Material shown →
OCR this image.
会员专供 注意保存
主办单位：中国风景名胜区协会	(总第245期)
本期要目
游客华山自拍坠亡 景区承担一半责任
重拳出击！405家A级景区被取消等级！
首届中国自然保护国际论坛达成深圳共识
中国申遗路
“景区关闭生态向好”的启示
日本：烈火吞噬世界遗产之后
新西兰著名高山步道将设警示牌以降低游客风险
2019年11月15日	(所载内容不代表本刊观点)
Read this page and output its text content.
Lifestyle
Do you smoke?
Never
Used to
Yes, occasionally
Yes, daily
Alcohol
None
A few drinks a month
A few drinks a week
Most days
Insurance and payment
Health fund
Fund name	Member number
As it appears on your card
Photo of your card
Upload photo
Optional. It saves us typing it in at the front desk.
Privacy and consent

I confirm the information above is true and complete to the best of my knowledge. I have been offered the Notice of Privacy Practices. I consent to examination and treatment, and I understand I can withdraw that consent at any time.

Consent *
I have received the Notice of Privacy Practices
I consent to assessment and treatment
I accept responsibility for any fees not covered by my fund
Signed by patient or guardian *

Request →
Wherever the word "Privacy" occurs in a line of the listing, copy that line.

Output of the exercise →
Privacy and consent
I confirm the information above is true and complete to the best of my knowledge. I have been offered the Notice of Privacy Practices. I consent to examination and treatment, and I understand I can withdraw that consent at any time.
I have received the Notice of Privacy Practices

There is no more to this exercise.